# What is required:
Copy every line below that has the word "Baan" in it.

☆ ☆ ☆ ☆ ☆

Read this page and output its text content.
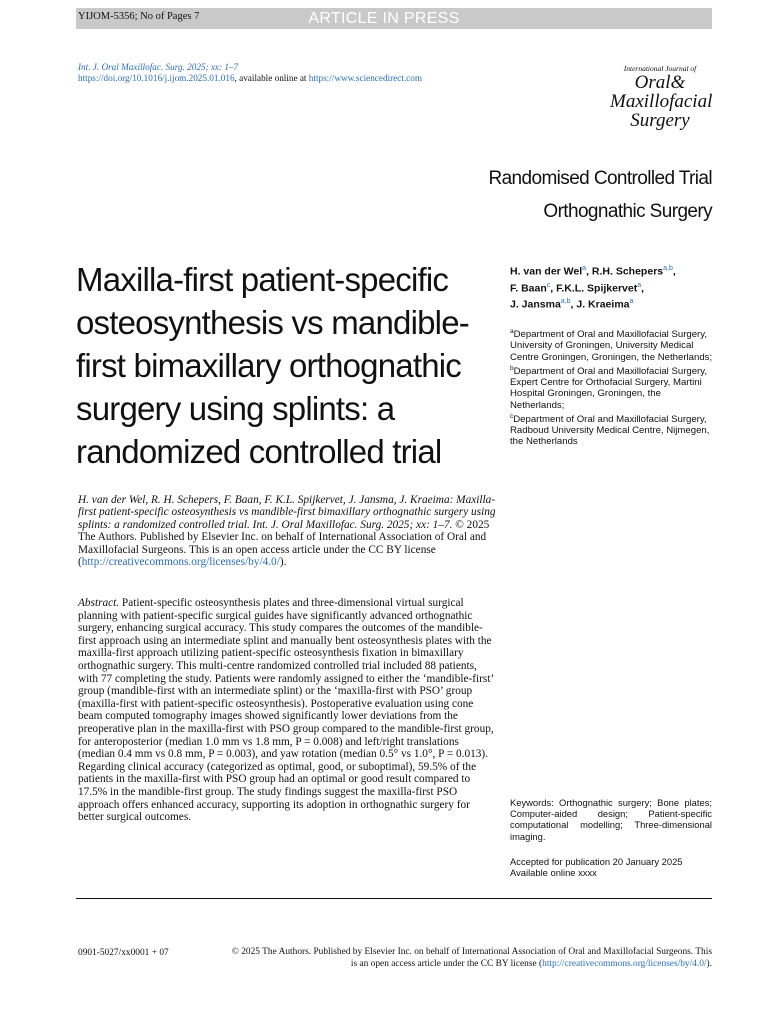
YIJOM-5356; No of Pages 7	ARTICLE IN PRESS
Int. J. Oral Maxillofac. Surg. 2025; xx: 1–7
https://doi.org/10.1016/j.ijom.2025.01.016, available online at https://www.sciencedirect.com
International Journal of
Oral&
Maxillofacial
Surgery
Randomised Controlled Trial
Orthognathic Surgery
Maxilla-first patient-specific osteosynthesis vs mandible-first bimaxillary orthognathic surgery using splints: a randomized controlled trial
H. van der Wel$^a$, R.H. Schepers$^{a,b}$,
F. Baan$^c$, F.K.L. Spijkervet$^a$,
J. Jansma$^{a,b}$, J. Kraeima$^a$
$^a$Department of Oral and Maxillofacial Surgery, University of Groningen, University Medical Centre Groningen, Groningen, the Netherlands; $^b$Department of Oral and Maxillofacial Surgery, Expert Centre for Orthofacial Surgery, Martini Hospital Groningen, Groningen, the Netherlands;
$^c$Department of Oral and Maxillofacial Surgery, Radboud University Medical Centre, Nijmegen, the Netherlands
H. van der Wel, R. H. Schepers, F. Baan, F. K.L. Spijkervet, J. Jansma, J. Kraeima: Maxilla-first patient-specific osteosynthesis vs mandible-first bimaxillary orthognathic surgery using splints: a randomized controlled trial. Int. J. Oral Maxillofac. Surg. 2025; xx: 1–7. © 2025 The Authors. Published by Elsevier Inc. on behalf of International Association of Oral and Maxillofacial Surgeons. This is an open access article under the CC BY license (http://creativecommons.org/licenses/by/4.0/).
Abstract. Patient-specific osteosynthesis plates and three-dimensional virtual surgical planning with patient-specific surgical guides have significantly advanced orthognathic surgery, enhancing surgical accuracy. This study compares the outcomes of the mandible-first approach using an intermediate splint and manually bent osteosynthesis plates with the maxilla-first approach utilizing patient-specific osteosynthesis fixation in bimaxillary orthognathic surgery. This multi-centre randomized controlled trial included 88 patients, with 77 completing the study. Patients were randomly assigned to either the ‘mandible-first’ group (mandible-first with an intermediate splint) or the ‘maxilla-first with PSO’ group (maxilla-first with patient-specific osteosynthesis). Postoperative evaluation using cone beam computed tomography images showed significantly lower deviations from the preoperative plan in the maxilla-first with PSO group compared to the mandible-first group, for anteroposterior (median 1.0 mm vs 1.8 mm, P = 0.008) and left/right translations (median 0.4 mm vs 0.8 mm, P = 0.003), and yaw rotation (median 0.5° vs 1.0°, P = 0.013). Regarding clinical accuracy (categorized as optimal, good, or suboptimal), 59.5% of the patients in the maxilla-first with PSO group had an optimal or good result compared to 17.5% in the mandible-first group. The study findings suggest the maxilla-first PSO approach offers enhanced accuracy, supporting its adoption in orthognathic surgery for better surgical outcomes.
Keywords: Orthognathic surgery; Bone plates; Computer-aided design; Patient-specific computational modelling; Three-dimensional imaging.
Accepted for publication 20 January 2025
Available online xxxx
0901-5027/xx0001 + 07	© 2025 The Authors. Published by Elsevier Inc. on behalf of International Association of Oral and Maxillofacial Surgeons. This is an open access article under the CC BY license (http://creativecommons.org/licenses/by/4.0/).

☆ ☆ ☆ ☆ ☆

# Answer box:
F. Baan$^c$, F.K.L. Spijkervet$^a$,
H. van der Wel, R. H. Schepers, F. Baan, F. K.L. Spijkervet, J. Jansma, J. Kraeima: Maxilla-first patient-specific osteosynthesis vs mandible-first bimaxillary orthognathic surgery using splints: a randomized controlled trial. Int. J. Oral Maxillofac. Surg. 2025; xx: 1–7. © 2025 The Authors. Published by Elsevier Inc. on behalf of International Association of Oral and Maxillofacial Surgeons. This is an open access article under the CC BY license (http://creativecommons.org/licenses/by/4.0/).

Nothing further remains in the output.